- Task prompt -
Reproduce the full listing below unchanged, apart from the pictures.

==========

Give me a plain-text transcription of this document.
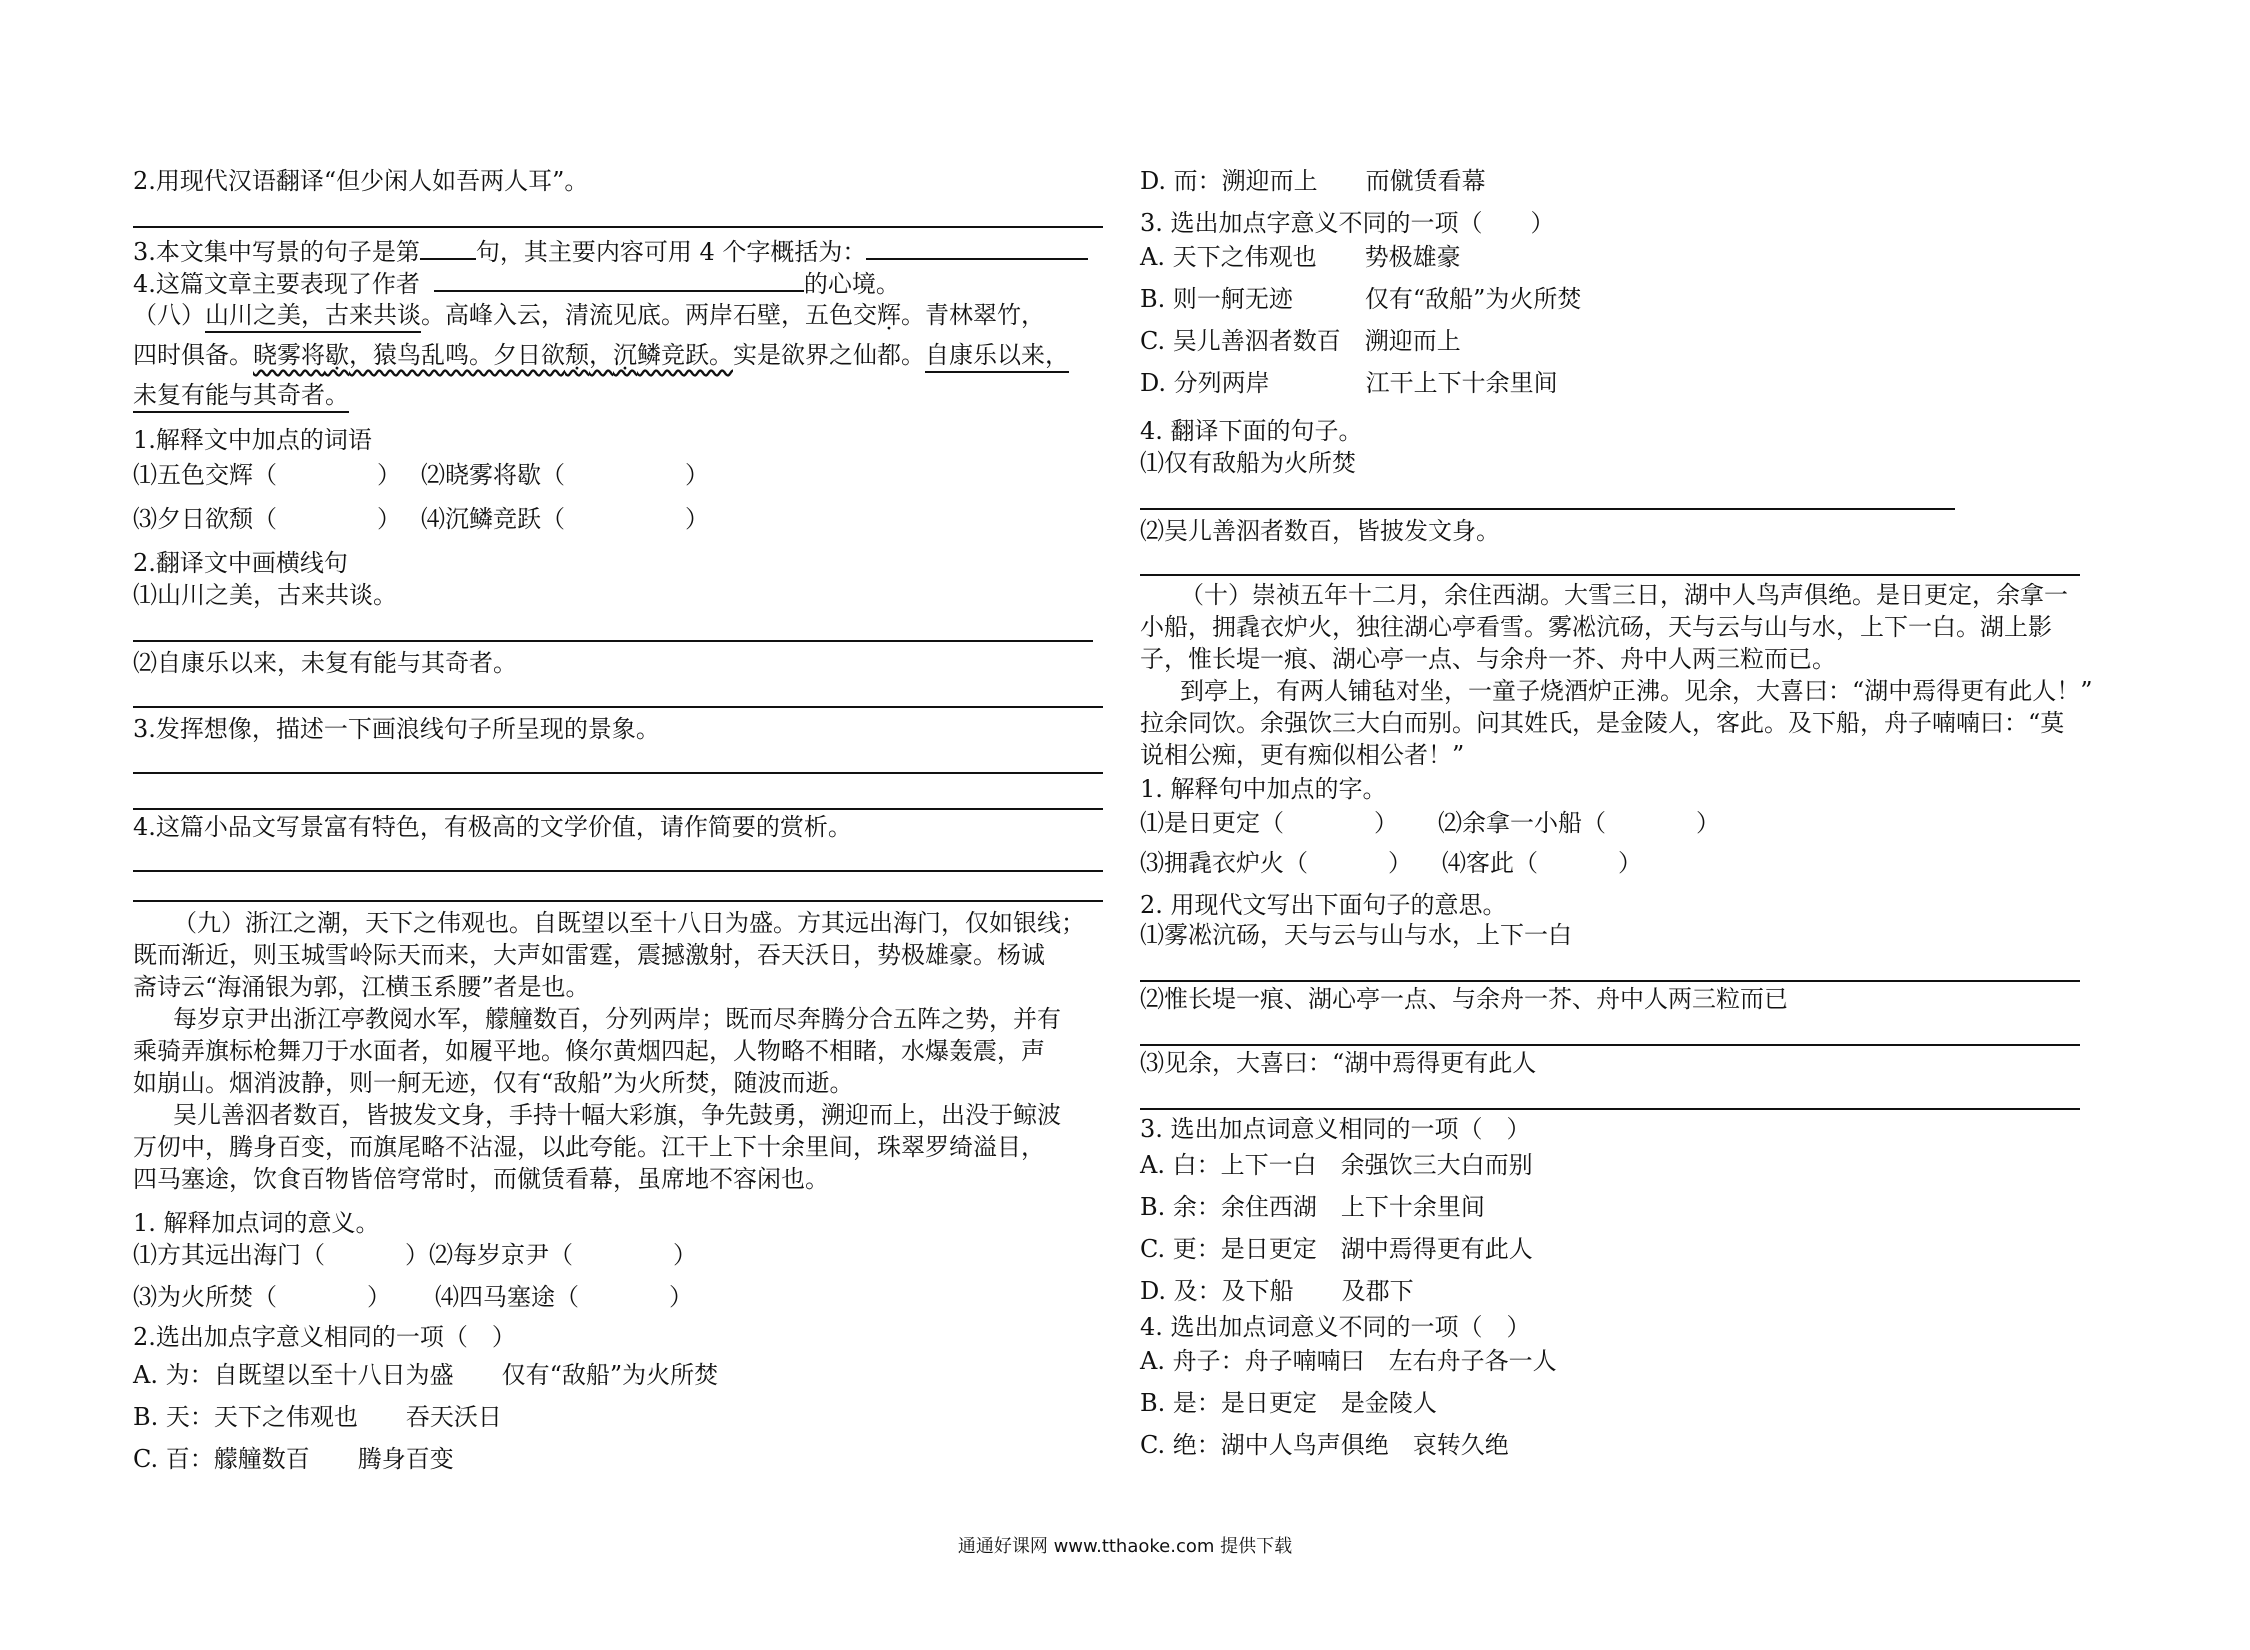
2.用现代汉语翻译“但少闲人如吾两人耳”。
3.本文集中写景的句子是第 句，其主要内容可用 4 个字概括为：
4.这篇文章主要表现了作者	的心境。
（八）山川之美，古来共谈。高峰入云，清流见底。两岸石壁，五色交辉。青林翠竹，
四时俱备。晓雾将歇，猿鸟乱鸣。夕日欲颓，沉鳞竞跃。实是欲界之仙都。自康乐以来，
未复有能与其奇者。
1.解释文中加点的词语
⑴五色交辉（	） ⑵晓雾将歇（	）
⑶夕日欲颓（	） ⑷沉鳞竞跃（	）
2.翻译文中画横线句
⑴山川之美，古来共谈。
⑵自康乐以来，未复有能与其奇者。
3.发挥想像，描述一下画浪线句子所呈现的景象。
4.这篇小品文写景富有特色，有极高的文学价值，请作简要的赏析。
（九）浙江之潮，天下之伟观也。自既望以至十八日为盛。方其远出海门，仅如银线；
既而渐近，则玉城雪岭际天而来，大声如雷霆，震撼激射，吞天沃日，势极雄豪。杨诚
斋诗云“海涌银为郭，江横玉系腰”者是也。
每岁京尹出浙江亭教阅水军，艨艟数百，分列两岸；既而尽奔腾分合五阵之势，并有
乘骑弄旗标枪舞刀于水面者，如履平地。倏尔黄烟四起，人物略不相睹，水爆轰震，声
如崩山。烟消波静，则一舸无迹，仅有“敌船”为火所焚，随波而逝。
吴儿善泅者数百，皆披发文身，手持十幅大彩旗，争先鼓勇，溯迎而上，出没于鲸波
万仞中，腾身百变，而旗尾略不沾湿，以此夸能。江干上下十余里间，珠翠罗绮溢目，
四马塞途，饮食百物皆倍穹常时，而僦赁看幕，虽席地不容闲也。
1. 解释加点词的意义。
⑴方其远出海门（	）⑵每岁京尹（	）
⑶为火所焚（	） ⑷四马塞途（	）
2.选出加点字意义相同的一项（　）
A. 为：自既望以至十八日为盛　　仅有“敌船”为火所焚
B. 天：天下之伟观也　　吞天沃日
C. 百：艨艟数百　　腾身百变
D. 而：溯迎而上　　而僦赁看幕
3. 选出加点字意义不同的一项（　　）
A. 天下之伟观也　　势极雄豪
B. 则一舸无迹　　　仅有“敌船”为火所焚
C. 吴儿善泅者数百　溯迎而上
D. 分列两岸　　　　江干上下十余里间
4. 翻译下面的句子。
⑴仅有敌船为火所焚
⑵吴儿善泅者数百，皆披发文身。
（十）崇祯五年十二月，余住西湖。大雪三日，湖中人鸟声俱绝。是日更定，余拿一
小船，拥毳衣炉火，独往湖心亭看雪。雾凇沆砀，天与云与山与水，上下一白。湖上影
子，惟长堤一痕、湖心亭一点、与余舟一芥、舟中人两三粒而已。
到亭上，有两人铺毡对坐，一童子烧酒炉正沸。见余，大喜曰：“湖中焉得更有此人！”
拉余同饮。余强饮三大白而别。问其姓氏，是金陵人，客此。及下船，舟子喃喃曰：“莫
说相公痴，更有痴似相公者！”
1. 解释句中加点的字。
⑴是日更定（	） ⑵余拿一小船（	）
⑶拥毳衣炉火（	） ⑷客此（	）
2. 用现代文写出下面句子的意思。
⑴雾凇沆砀，天与云与山与水，上下一白
⑵惟长堤一痕、湖心亭一点、与余舟一芥、舟中人两三粒而已
⑶见余，大喜曰：“湖中焉得更有此人
3. 选出加点词意义相同的一项（　）
A. 白：上下一白　余强饮三大白而别
B. 余：余住西湖　上下十余里间
C. 更：是日更定　湖中焉得更有此人
D. 及：及下船　　及郡下
4. 选出加点词意义不同的一项（　）
A. 舟子：舟子喃喃曰　左右舟子各一人
B. 是：是日更定　是金陵人
C. 绝：湖中人鸟声俱绝　哀转久绝
通通好课网 www.tthaoke.com 提供下载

==========

- Task result -
Give me a plain-text transcription of this document.
2.用现代汉语翻译“但少闲人如吾两人耳”。
3.本文集中写景的句子是第 句，其主要内容可用 4 个字概括为：
4.这篇文章主要表现了作者	的心境。
（八）山川之美，古来共谈。高峰入云，清流见底。两岸石壁，五色交辉。青林翠竹，
四时俱备。晓雾将歇，猿鸟乱鸣。夕日欲颓，沉鳞竞跃。实是欲界之仙都。自康乐以来，
未复有能与其奇者。
1.解释文中加点的词语
⑴五色交辉（	） ⑵晓雾将歇（	）
⑶夕日欲颓（	） ⑷沉鳞竞跃（	）
2.翻译文中画横线句
⑴山川之美，古来共谈。
⑵自康乐以来，未复有能与其奇者。
3.发挥想像，描述一下画浪线句子所呈现的景象。
4.这篇小品文写景富有特色，有极高的文学价值，请作简要的赏析。
（九）浙江之潮，天下之伟观也。自既望以至十八日为盛。方其远出海门，仅如银线；
既而渐近，则玉城雪岭际天而来，大声如雷霆，震撼激射，吞天沃日，势极雄豪。杨诚
斋诗云“海涌银为郭，江横玉系腰”者是也。
每岁京尹出浙江亭教阅水军，艨艟数百，分列两岸；既而尽奔腾分合五阵之势，并有
乘骑弄旗标枪舞刀于水面者，如履平地。倏尔黄烟四起，人物略不相睹，水爆轰震，声
如崩山。烟消波静，则一舸无迹，仅有“敌船”为火所焚，随波而逝。
吴儿善泅者数百，皆披发文身，手持十幅大彩旗，争先鼓勇，溯迎而上，出没于鲸波
万仞中，腾身百变，而旗尾略不沾湿，以此夸能。江干上下十余里间，珠翠罗绮溢目，
四马塞途，饮食百物皆倍穹常时，而僦赁看幕，虽席地不容闲也。
1. 解释加点词的意义。
⑴方其远出海门（	）⑵每岁京尹（	）
⑶为火所焚（	） ⑷四马塞途（	）
2.选出加点字意义相同的一项（　）
A. 为：自既望以至十八日为盛　　仅有“敌船”为火所焚
B. 天：天下之伟观也　　吞天沃日
C. 百：艨艟数百　　腾身百变
D. 而：溯迎而上　　而僦赁看幕
3. 选出加点字意义不同的一项（　　）
A. 天下之伟观也　　势极雄豪
B. 则一舸无迹　　　仅有“敌船”为火所焚
C. 吴儿善泅者数百　溯迎而上
D. 分列两岸　　　　江干上下十余里间
4. 翻译下面的句子。
⑴仅有敌船为火所焚
⑵吴儿善泅者数百，皆披发文身。
（十）崇祯五年十二月，余住西湖。大雪三日，湖中人鸟声俱绝。是日更定，余拿一
小船，拥毳衣炉火，独往湖心亭看雪。雾凇沆砀，天与云与山与水，上下一白。湖上影
子，惟长堤一痕、湖心亭一点、与余舟一芥、舟中人两三粒而已。
到亭上，有两人铺毡对坐，一童子烧酒炉正沸。见余，大喜曰：“湖中焉得更有此人！”
拉余同饮。余强饮三大白而别。问其姓氏，是金陵人，客此。及下船，舟子喃喃曰：“莫
说相公痴，更有痴似相公者！”
1. 解释句中加点的字。
⑴是日更定（	） ⑵余拿一小船（	）
⑶拥毳衣炉火（	） ⑷客此（	）
2. 用现代文写出下面句子的意思。
⑴雾凇沆砀，天与云与山与水，上下一白
⑵惟长堤一痕、湖心亭一点、与余舟一芥、舟中人两三粒而已
⑶见余，大喜曰：“湖中焉得更有此人
3. 选出加点词意义相同的一项（　）
A. 白：上下一白　余强饮三大白而别
B. 余：余住西湖　上下十余里间
C. 更：是日更定　湖中焉得更有此人
D. 及：及下船　　及郡下
4. 选出加点词意义不同的一项（　）
A. 舟子：舟子喃喃曰　左右舟子各一人
B. 是：是日更定　是金陵人
C. 绝：湖中人鸟声俱绝　哀转久绝
通通好课网 www.tthaoke.com 提供下载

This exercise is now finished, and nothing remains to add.